▸ Job
Copy out all the lines where "icon" shows up.

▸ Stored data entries

☆ ☆ ☆ ☆ ☆

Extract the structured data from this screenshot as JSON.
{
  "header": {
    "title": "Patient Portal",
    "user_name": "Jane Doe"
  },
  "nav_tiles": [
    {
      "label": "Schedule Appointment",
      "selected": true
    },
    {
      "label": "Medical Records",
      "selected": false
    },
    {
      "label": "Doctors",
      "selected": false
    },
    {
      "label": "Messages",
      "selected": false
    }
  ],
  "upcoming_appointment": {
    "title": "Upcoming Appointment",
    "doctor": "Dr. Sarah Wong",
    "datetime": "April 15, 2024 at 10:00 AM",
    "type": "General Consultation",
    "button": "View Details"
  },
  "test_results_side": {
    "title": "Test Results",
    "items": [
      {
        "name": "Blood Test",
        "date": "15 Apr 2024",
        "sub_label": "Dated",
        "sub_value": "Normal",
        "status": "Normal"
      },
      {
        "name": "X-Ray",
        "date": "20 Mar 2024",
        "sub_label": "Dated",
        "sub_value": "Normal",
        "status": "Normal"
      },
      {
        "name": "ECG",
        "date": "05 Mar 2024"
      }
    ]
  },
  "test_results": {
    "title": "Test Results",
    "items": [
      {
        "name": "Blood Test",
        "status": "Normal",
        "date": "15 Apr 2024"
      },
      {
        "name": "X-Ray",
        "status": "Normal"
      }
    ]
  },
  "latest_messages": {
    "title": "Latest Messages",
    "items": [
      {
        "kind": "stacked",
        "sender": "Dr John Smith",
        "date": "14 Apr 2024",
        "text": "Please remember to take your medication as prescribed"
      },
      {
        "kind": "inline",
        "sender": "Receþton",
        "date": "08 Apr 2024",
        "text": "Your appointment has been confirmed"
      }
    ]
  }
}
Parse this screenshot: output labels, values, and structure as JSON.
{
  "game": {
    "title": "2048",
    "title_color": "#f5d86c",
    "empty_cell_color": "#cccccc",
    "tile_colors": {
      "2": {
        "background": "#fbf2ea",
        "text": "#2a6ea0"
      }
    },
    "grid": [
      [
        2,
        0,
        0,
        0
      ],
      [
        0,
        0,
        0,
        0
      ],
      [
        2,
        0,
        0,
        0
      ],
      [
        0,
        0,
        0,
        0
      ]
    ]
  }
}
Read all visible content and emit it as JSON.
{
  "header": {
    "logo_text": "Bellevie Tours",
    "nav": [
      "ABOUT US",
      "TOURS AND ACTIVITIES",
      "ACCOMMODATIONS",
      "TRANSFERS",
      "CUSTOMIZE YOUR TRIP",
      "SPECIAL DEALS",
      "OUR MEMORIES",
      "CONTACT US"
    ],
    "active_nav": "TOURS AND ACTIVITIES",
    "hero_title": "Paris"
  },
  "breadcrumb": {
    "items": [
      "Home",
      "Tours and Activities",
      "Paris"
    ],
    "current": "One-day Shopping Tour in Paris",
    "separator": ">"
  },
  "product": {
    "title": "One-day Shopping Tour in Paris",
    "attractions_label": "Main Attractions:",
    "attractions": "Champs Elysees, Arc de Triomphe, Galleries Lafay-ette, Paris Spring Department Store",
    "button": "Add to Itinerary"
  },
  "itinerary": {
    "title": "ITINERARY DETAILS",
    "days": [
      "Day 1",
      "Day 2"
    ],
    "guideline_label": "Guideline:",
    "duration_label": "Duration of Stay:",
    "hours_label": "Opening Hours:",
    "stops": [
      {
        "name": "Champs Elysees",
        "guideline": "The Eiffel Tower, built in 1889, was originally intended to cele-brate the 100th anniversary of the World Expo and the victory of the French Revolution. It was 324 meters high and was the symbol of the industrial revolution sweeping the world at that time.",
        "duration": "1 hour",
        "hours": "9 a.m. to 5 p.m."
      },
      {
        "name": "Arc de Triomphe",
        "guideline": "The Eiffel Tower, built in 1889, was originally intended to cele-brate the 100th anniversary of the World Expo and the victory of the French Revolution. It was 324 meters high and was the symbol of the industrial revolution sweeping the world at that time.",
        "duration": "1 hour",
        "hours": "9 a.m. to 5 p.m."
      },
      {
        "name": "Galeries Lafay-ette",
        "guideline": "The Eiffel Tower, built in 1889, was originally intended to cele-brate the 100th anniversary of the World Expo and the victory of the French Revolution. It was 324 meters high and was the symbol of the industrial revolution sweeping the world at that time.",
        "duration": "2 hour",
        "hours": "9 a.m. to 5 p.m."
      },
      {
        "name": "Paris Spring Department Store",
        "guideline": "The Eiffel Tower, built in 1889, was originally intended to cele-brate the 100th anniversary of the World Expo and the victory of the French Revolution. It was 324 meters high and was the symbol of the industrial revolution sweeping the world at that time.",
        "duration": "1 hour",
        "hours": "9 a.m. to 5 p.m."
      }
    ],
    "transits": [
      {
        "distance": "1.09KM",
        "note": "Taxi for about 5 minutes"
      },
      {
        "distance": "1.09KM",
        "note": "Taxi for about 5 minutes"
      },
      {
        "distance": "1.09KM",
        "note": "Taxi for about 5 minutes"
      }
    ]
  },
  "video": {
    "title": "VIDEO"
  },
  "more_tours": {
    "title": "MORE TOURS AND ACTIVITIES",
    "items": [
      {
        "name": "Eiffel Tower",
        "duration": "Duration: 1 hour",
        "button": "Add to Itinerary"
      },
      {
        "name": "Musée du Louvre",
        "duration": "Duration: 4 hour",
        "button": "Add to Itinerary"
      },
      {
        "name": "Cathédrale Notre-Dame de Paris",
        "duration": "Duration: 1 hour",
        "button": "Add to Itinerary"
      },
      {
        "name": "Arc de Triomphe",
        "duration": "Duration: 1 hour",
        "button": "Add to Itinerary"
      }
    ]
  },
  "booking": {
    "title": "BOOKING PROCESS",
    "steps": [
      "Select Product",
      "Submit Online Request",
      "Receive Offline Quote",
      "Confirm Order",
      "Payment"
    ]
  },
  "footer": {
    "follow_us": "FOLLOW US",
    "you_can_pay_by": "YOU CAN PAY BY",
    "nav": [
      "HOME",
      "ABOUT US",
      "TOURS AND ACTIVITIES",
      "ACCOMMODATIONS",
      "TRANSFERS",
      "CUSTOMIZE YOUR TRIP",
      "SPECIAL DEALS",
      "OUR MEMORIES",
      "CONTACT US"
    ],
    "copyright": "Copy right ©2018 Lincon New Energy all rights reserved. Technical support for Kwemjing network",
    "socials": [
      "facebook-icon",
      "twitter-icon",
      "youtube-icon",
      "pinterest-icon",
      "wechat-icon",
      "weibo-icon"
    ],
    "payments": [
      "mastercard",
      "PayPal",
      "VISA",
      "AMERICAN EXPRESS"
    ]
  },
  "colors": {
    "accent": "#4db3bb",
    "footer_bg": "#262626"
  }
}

☆ ☆ ☆ ☆ ☆

▸ Finished task
      "facebook-icon",
      "twitter-icon",
      "youtube-icon",
      "pinterest-icon",
      "wechat-icon",
      "weibo-icon"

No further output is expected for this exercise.